### Exercise prompt
Lines that hold the word "with" should be located and copied.
+ + + + +
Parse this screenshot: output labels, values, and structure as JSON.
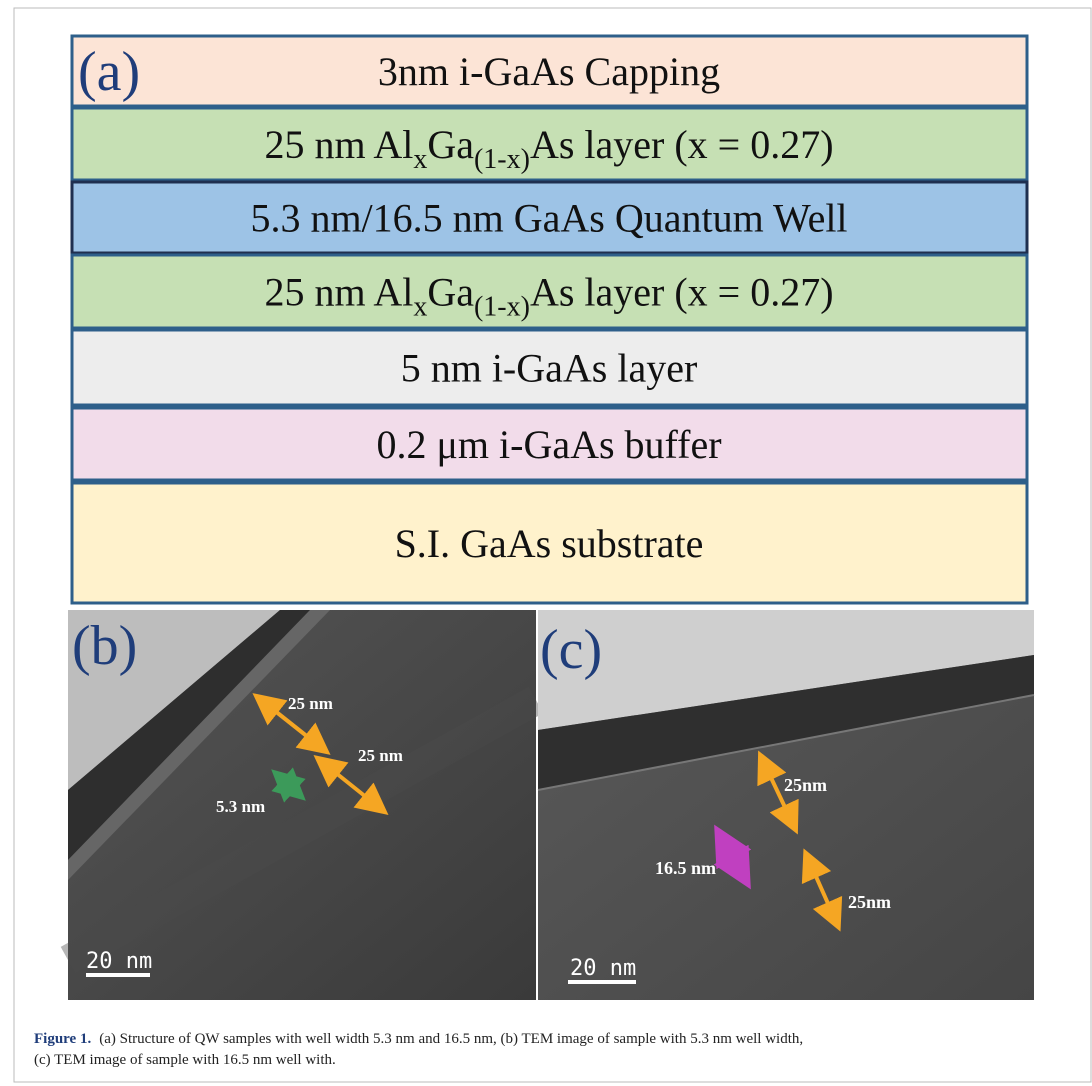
{
  "panel_a": {
    "label": "(a)",
    "layers": [
      {
        "parts": [
          "3nm i-GaAs Capping"
        ],
        "color": "#fce4d6"
      },
      {
        "parts": [
          "25 nm Al",
          "x",
          "Ga",
          "(1-x)",
          "As layer (x = 0.27)"
        ],
        "color": "#c6e0b4"
      },
      {
        "parts": [
          "5.3 nm/16.5 nm GaAs Quantum Well"
        ],
        "color": "#9dc3e6"
      },
      {
        "parts": [
          "25 nm Al",
          "x",
          "Ga",
          "(1-x)",
          "As layer (x = 0.27)"
        ],
        "color": "#c6e0b4"
      },
      {
        "parts": [
          "5 nm i-GaAs layer"
        ],
        "color": "#ededed"
      },
      {
        "parts": [
          "0.2 μm i-GaAs buffer"
        ],
        "color": "#f2dcea"
      },
      {
        "parts": [
          "S.I. GaAs substrate"
        ],
        "color": "#fff2cc"
      }
    ]
  },
  "panel_b": {
    "label": "(b)",
    "annotations": [
      "25 nm",
      "25 nm",
      "5.3 nm"
    ],
    "scale_bar": "20 nm"
  },
  "panel_c": {
    "label": "(c)",
    "annotations": [
      "25nm",
      "16.5 nm",
      "25nm"
    ],
    "scale_bar": "20 nm"
  },
  "caption": {
    "label": "Figure 1.",
    "lines": [
      "(a) Structure of QW samples with well width 5.3 nm and 16.5 nm, (b) TEM image of sample with 5.3 nm well width,",
      "(c) TEM image of sample with 16.5 nm well with."
    ]
  }
}
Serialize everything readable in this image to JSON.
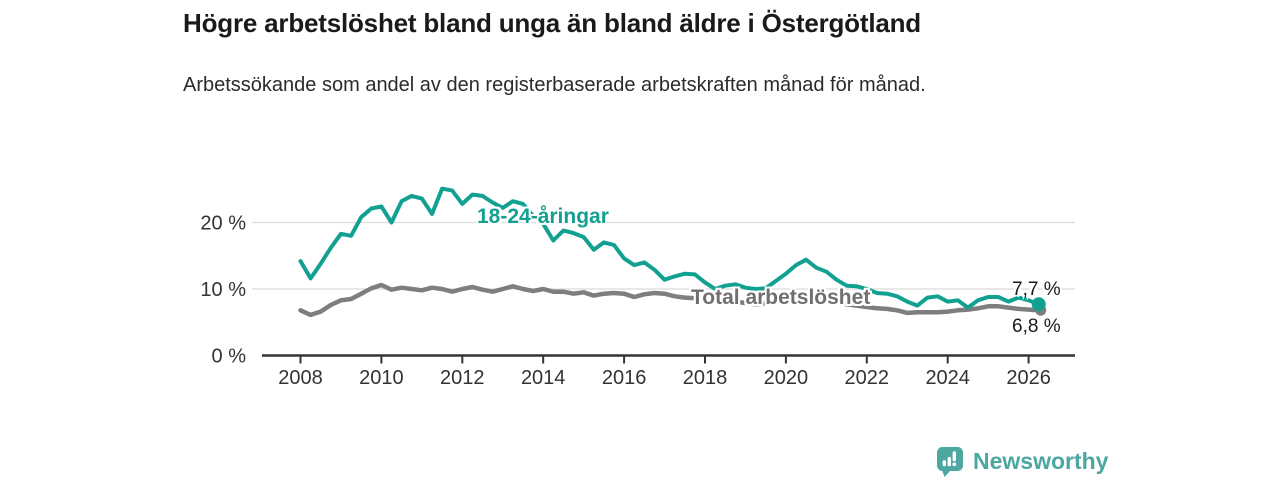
{
  "title": "Högre arbetslöshet bland unga än bland äldre i Östergötland",
  "subtitle": "Arbetssökande som andel av den registerbaserade arbetskraften månad för månad.",
  "branding": {
    "name": "Newsworthy",
    "logo_icon": "bar-chart-speech-bubble-icon",
    "color": "#4BA7A0"
  },
  "colors": {
    "youth_line": "#12A191",
    "total_line": "#7E7E7E",
    "axis": "#333333",
    "gridline": "#DBDBDB",
    "tick_label": "#333333",
    "value_label": "#1a1a1a"
  },
  "chart_data": {
    "type": "line",
    "title": "Högre arbetslöshet bland unga än bland äldre i Östergötland",
    "subtitle": "Arbetssökande som andel av den registerbaserade arbetskraften månad för månad.",
    "unit": "%",
    "x_start": 2008,
    "x_step_years": 0.25,
    "xlim": [
      2007,
      2027.2
    ],
    "ylim": [
      0,
      27
    ],
    "grid": "horizontal",
    "legend_position": "inline-labels",
    "x_ticks": [
      2008,
      2010,
      2012,
      2014,
      2016,
      2018,
      2020,
      2022,
      2024,
      2026
    ],
    "y_ticks": [
      {
        "value": 0,
        "label": "0 %"
      },
      {
        "value": 10,
        "label": "10 %"
      },
      {
        "value": 20,
        "label": "20 %"
      }
    ],
    "series": [
      {
        "name": "18-24-åringar",
        "color": "#12A191",
        "end_label": "7,7 %",
        "end_value": 7.7,
        "values": [
          14.2,
          11.6,
          13.8,
          16.2,
          18.3,
          18.0,
          20.8,
          22.1,
          22.4,
          20.0,
          23.2,
          24.0,
          23.6,
          21.3,
          25.1,
          24.8,
          22.8,
          24.2,
          24.0,
          23.0,
          22.2,
          23.2,
          22.8,
          21.0,
          19.8,
          17.3,
          18.8,
          18.4,
          17.8,
          15.9,
          17.0,
          16.6,
          14.6,
          13.6,
          14.0,
          12.9,
          11.4,
          11.9,
          12.3,
          12.2,
          11.0,
          10.0,
          10.5,
          10.7,
          10.2,
          10.0,
          10.1,
          11.2,
          12.3,
          13.6,
          14.4,
          13.2,
          12.6,
          11.4,
          10.5,
          10.4,
          10.0,
          9.4,
          9.3,
          8.9,
          8.1,
          7.5,
          8.7,
          8.9,
          8.1,
          8.3,
          7.2,
          8.3,
          8.8,
          8.8,
          8.1,
          8.7,
          8.3,
          7.7
        ]
      },
      {
        "name": "Total arbetslöshet",
        "color": "#7E7E7E",
        "end_label": "6,8 %",
        "end_value": 6.8,
        "values": [
          6.8,
          6.1,
          6.6,
          7.6,
          8.3,
          8.5,
          9.3,
          10.1,
          10.6,
          9.9,
          10.2,
          10.0,
          9.8,
          10.2,
          10.0,
          9.6,
          10.0,
          10.3,
          9.9,
          9.6,
          10.0,
          10.4,
          10.0,
          9.7,
          10.0,
          9.6,
          9.6,
          9.3,
          9.5,
          9.0,
          9.3,
          9.4,
          9.3,
          8.8,
          9.2,
          9.4,
          9.3,
          8.9,
          8.7,
          8.6,
          8.4,
          8.0,
          8.2,
          8.1,
          7.9,
          7.7,
          7.8,
          8.0,
          8.2,
          8.7,
          8.9,
          8.6,
          8.4,
          8.0,
          7.7,
          7.5,
          7.3,
          7.1,
          7.0,
          6.8,
          6.4,
          6.5,
          6.5,
          6.5,
          6.6,
          6.8,
          6.9,
          7.1,
          7.4,
          7.4,
          7.2,
          7.0,
          6.9,
          6.8
        ]
      }
    ]
  }
}
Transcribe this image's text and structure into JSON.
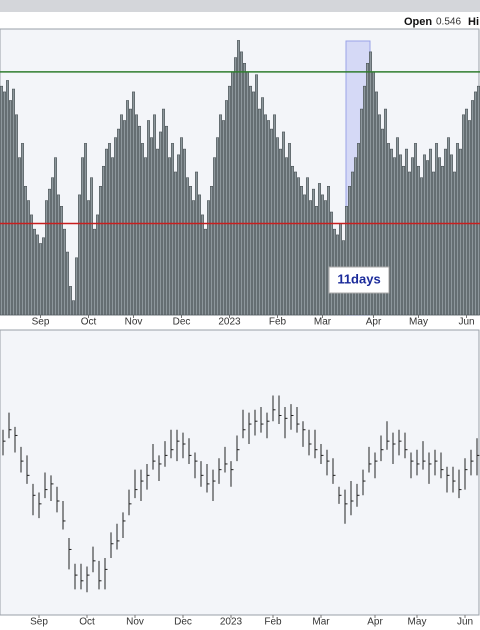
{
  "header": {
    "label": "Open",
    "value": "0.546",
    "next": "Hi"
  },
  "chart_data": [
    {
      "type": "bar",
      "annotation": "11days",
      "color": "#8d979c",
      "ylim": [
        0,
        100
      ],
      "hlines": [
        {
          "value": 85,
          "color": "#2f7d2f"
        },
        {
          "value": 32,
          "color": "#c81e1e"
        }
      ],
      "xticks": [
        {
          "value": 13,
          "label": "Sep"
        },
        {
          "value": 29,
          "label": "Oct"
        },
        {
          "value": 44,
          "label": "Nov"
        },
        {
          "value": 60,
          "label": "Dec"
        },
        {
          "value": 76,
          "label": "2023"
        },
        {
          "value": 92,
          "label": "Feb"
        },
        {
          "value": 107,
          "label": "Mar"
        },
        {
          "value": 124,
          "label": "Apr"
        },
        {
          "value": 139,
          "label": "May"
        },
        {
          "value": 155,
          "label": "Jun"
        }
      ],
      "values": [
        80,
        78,
        82,
        75,
        79,
        70,
        55,
        60,
        45,
        40,
        35,
        30,
        28,
        25,
        27,
        40,
        44,
        48,
        55,
        42,
        38,
        30,
        22,
        10,
        5,
        20,
        42,
        55,
        60,
        40,
        48,
        30,
        35,
        45,
        52,
        58,
        60,
        55,
        62,
        65,
        70,
        68,
        75,
        72,
        78,
        70,
        66,
        60,
        55,
        68,
        62,
        70,
        58,
        64,
        72,
        66,
        55,
        60,
        50,
        56,
        62,
        58,
        48,
        45,
        40,
        50,
        42,
        35,
        30,
        40,
        45,
        55,
        62,
        70,
        68,
        75,
        80,
        85,
        90,
        96,
        92,
        88,
        85,
        80,
        78,
        84,
        72,
        76,
        70,
        68,
        65,
        70,
        62,
        58,
        64,
        55,
        60,
        52,
        50,
        48,
        45,
        42,
        48,
        40,
        44,
        38,
        46,
        42,
        40,
        45,
        36,
        30,
        28,
        32,
        26,
        38,
        45,
        50,
        55,
        60,
        72,
        80,
        88,
        92,
        85,
        78,
        70,
        65,
        72,
        60,
        58,
        55,
        62,
        56,
        52,
        58,
        50,
        55,
        60,
        52,
        48,
        56,
        54,
        58,
        50,
        60,
        55,
        52,
        58,
        62,
        56,
        50,
        60,
        58,
        70,
        72,
        68,
        75,
        78,
        80
      ]
    },
    {
      "type": "ohlc",
      "color": "#222222",
      "ylim": [
        0,
        100
      ],
      "xticks": [
        {
          "value": 6,
          "label": "Sep"
        },
        {
          "value": 14,
          "label": "Oct"
        },
        {
          "value": 22,
          "label": "Nov"
        },
        {
          "value": 30,
          "label": "Dec"
        },
        {
          "value": 38,
          "label": "2023"
        },
        {
          "value": 45,
          "label": "Feb"
        },
        {
          "value": 53,
          "label": "Mar"
        },
        {
          "value": 62,
          "label": "Apr"
        },
        {
          "value": 69,
          "label": "May"
        },
        {
          "value": 77,
          "label": "Jun"
        }
      ],
      "high": [
        65,
        71,
        66,
        59,
        56,
        46,
        43,
        50,
        49,
        45,
        40,
        27,
        18,
        18,
        17,
        24,
        19,
        20,
        29,
        32,
        36,
        44,
        51,
        51,
        53,
        60,
        56,
        61,
        65,
        65,
        64,
        62,
        57,
        54,
        53,
        51,
        55,
        59,
        54,
        63,
        72,
        71,
        72,
        73,
        71,
        77,
        77,
        73,
        74,
        73,
        68,
        65,
        65,
        60,
        58,
        55,
        45,
        44,
        47,
        46,
        51,
        59,
        57,
        63,
        68,
        64,
        65,
        64,
        57,
        58,
        61,
        57,
        58,
        57,
        52,
        52,
        51,
        55,
        58,
        62
      ],
      "low": [
        56,
        62,
        57,
        50,
        46,
        35,
        34,
        41,
        40,
        36,
        30,
        16,
        9,
        9,
        8,
        15,
        9,
        9,
        20,
        23,
        27,
        35,
        41,
        40,
        44,
        51,
        47,
        52,
        55,
        54,
        55,
        53,
        48,
        45,
        43,
        40,
        46,
        50,
        45,
        54,
        62,
        60,
        63,
        64,
        62,
        68,
        67,
        62,
        65,
        64,
        59,
        56,
        55,
        53,
        49,
        46,
        39,
        32,
        35,
        38,
        42,
        50,
        48,
        54,
        58,
        53,
        56,
        55,
        48,
        49,
        51,
        46,
        49,
        48,
        43,
        43,
        41,
        44,
        49,
        49
      ],
      "close": [
        61,
        65,
        63,
        54,
        49,
        42,
        39,
        44,
        46,
        40,
        33,
        23,
        14,
        12,
        14,
        19,
        12,
        16,
        25,
        26,
        33,
        39,
        44,
        47,
        49,
        54,
        53,
        56,
        58,
        61,
        60,
        56,
        54,
        49,
        46,
        47,
        51,
        53,
        51,
        58,
        65,
        67,
        68,
        67,
        68,
        72,
        70,
        69,
        70,
        67,
        65,
        60,
        58,
        56,
        54,
        49,
        42,
        39,
        40,
        42,
        47,
        53,
        54,
        58,
        61,
        60,
        61,
        58,
        54,
        53,
        54,
        53,
        54,
        51,
        49,
        47,
        44,
        51,
        54,
        56
      ]
    }
  ]
}
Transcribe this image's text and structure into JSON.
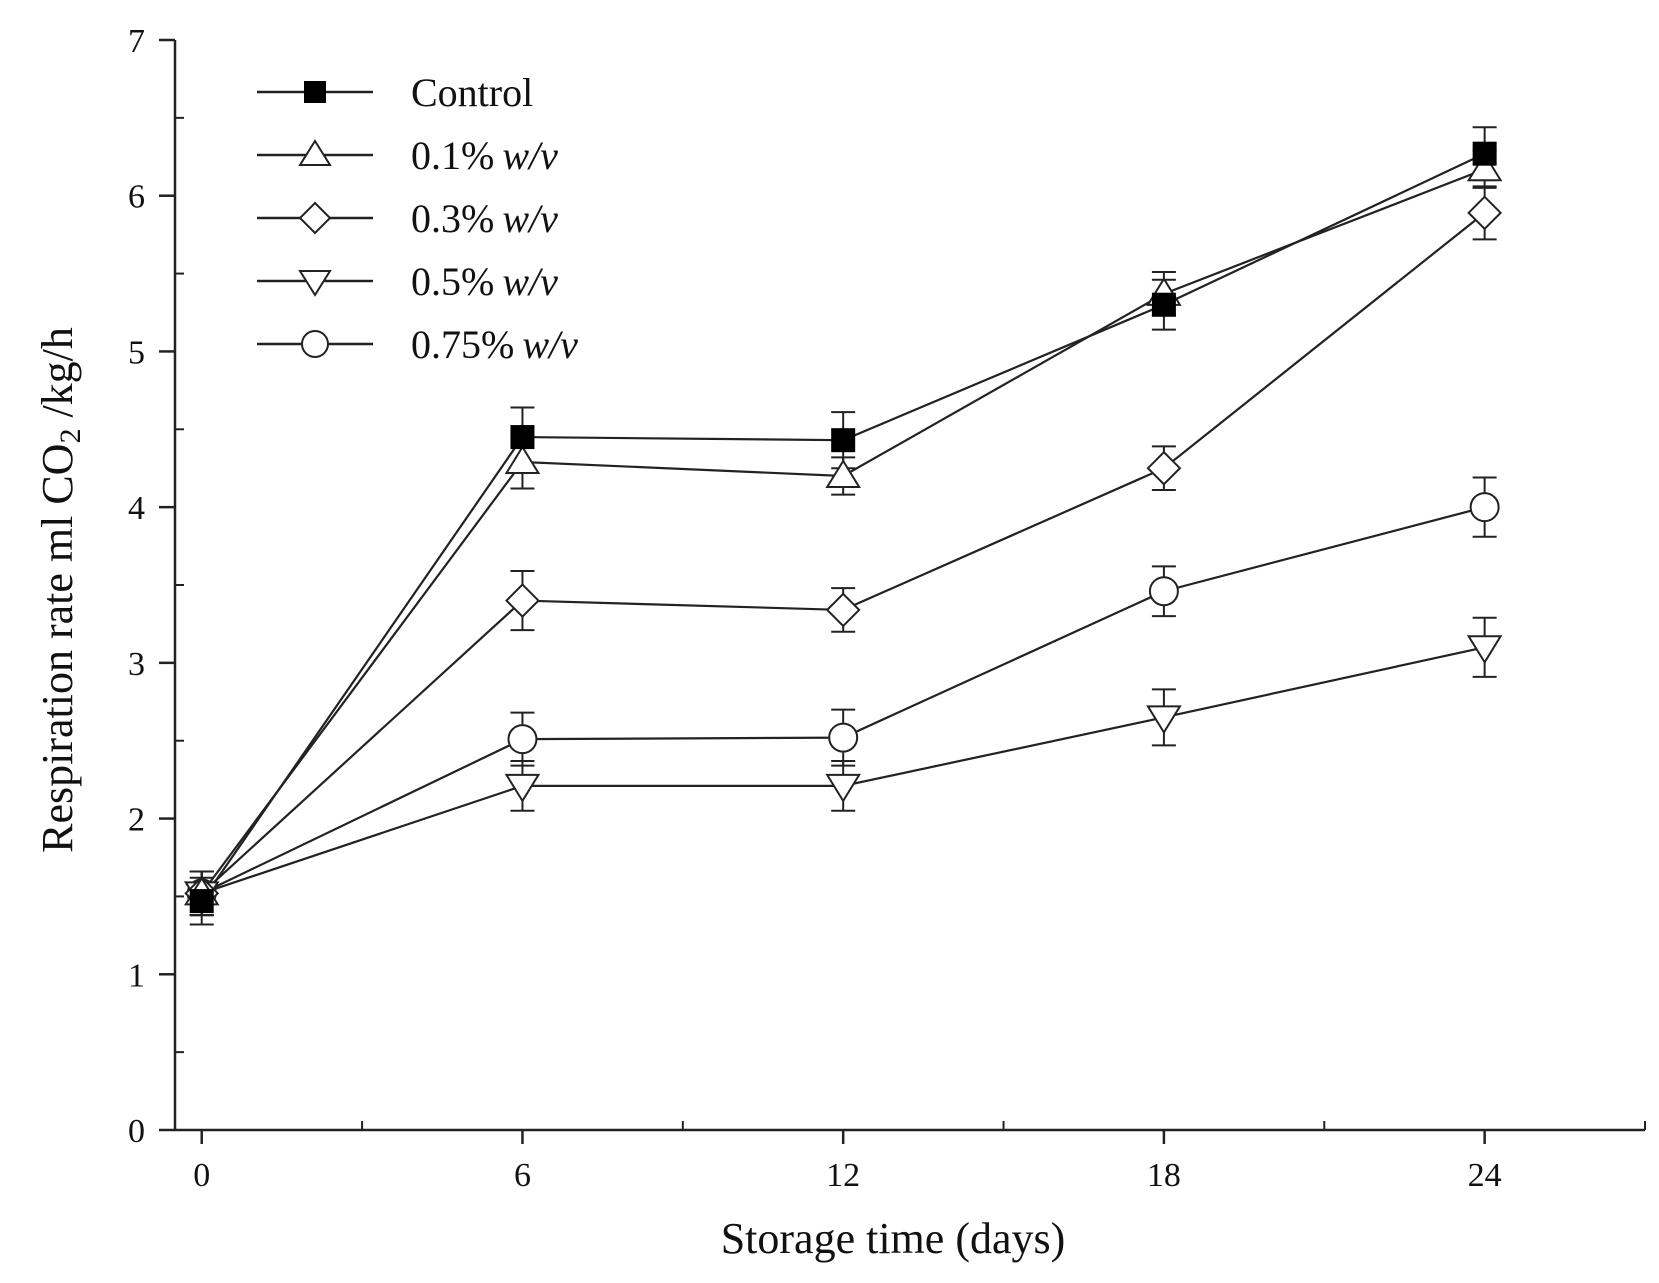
+ + + + +
### Problem solution
      "(a) Structure of QW samples with well width 5.3 nm and 16.5 nm, (b) TEM image of sample with 5.3 nm well width,",
      "(c) TEM image of sample with 16.5 nm well with."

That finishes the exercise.